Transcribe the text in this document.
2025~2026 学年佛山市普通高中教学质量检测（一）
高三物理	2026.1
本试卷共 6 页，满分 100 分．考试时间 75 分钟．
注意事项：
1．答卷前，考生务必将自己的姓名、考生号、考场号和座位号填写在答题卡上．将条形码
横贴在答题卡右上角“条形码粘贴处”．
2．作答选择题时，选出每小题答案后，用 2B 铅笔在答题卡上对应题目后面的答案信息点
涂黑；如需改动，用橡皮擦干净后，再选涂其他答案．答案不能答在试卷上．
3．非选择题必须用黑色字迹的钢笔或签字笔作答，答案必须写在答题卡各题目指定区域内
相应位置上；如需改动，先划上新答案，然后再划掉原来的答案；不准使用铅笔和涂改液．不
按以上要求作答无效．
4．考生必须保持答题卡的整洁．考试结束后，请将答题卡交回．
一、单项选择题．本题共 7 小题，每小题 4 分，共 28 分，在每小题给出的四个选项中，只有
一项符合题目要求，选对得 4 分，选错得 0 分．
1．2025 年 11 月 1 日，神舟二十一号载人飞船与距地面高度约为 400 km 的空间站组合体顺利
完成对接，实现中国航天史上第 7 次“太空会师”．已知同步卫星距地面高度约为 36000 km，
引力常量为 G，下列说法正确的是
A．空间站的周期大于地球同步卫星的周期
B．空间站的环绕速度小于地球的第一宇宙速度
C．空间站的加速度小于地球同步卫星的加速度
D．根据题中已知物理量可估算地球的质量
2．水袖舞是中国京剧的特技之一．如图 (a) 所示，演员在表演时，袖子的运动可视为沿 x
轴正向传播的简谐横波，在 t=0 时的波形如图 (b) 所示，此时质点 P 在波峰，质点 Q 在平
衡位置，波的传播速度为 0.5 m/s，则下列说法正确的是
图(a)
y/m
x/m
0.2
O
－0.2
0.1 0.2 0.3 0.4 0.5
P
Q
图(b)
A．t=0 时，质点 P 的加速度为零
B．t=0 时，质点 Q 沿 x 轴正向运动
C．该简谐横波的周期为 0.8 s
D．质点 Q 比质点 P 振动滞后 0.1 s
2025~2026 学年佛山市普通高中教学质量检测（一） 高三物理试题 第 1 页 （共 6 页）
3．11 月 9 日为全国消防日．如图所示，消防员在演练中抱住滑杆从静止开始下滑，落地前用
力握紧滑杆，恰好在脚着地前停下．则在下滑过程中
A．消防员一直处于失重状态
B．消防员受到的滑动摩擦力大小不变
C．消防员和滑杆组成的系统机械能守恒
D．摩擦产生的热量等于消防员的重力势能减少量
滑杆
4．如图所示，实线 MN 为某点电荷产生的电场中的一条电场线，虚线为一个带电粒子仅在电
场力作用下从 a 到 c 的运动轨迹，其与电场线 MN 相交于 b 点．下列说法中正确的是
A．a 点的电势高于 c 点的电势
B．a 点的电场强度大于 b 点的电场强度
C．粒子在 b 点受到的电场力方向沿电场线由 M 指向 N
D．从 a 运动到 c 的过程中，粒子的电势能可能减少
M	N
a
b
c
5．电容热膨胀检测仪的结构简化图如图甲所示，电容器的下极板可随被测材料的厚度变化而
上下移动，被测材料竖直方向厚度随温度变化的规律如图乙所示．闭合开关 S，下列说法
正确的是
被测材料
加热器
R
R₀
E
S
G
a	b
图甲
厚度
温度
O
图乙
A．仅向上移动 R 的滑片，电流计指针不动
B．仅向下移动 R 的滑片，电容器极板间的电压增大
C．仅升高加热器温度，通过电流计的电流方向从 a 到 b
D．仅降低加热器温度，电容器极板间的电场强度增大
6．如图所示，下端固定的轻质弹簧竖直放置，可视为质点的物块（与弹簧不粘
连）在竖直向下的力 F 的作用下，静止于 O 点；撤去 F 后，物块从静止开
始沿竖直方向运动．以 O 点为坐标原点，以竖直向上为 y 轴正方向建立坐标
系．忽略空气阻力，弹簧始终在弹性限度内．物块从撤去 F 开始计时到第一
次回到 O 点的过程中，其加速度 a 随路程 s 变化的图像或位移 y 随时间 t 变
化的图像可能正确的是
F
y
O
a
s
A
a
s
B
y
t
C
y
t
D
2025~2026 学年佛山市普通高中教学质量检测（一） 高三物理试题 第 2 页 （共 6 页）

### Given task
Look through the entries above and list every line containing "如需改动".

### Output of the task
涂黑；如需改动，用橡皮擦干净后，再选涂其他答案．答案不能答在试卷上．
相应位置上；如需改动，先划上新答案，然后再划掉原来的答案；不准使用铅笔和涂改液．不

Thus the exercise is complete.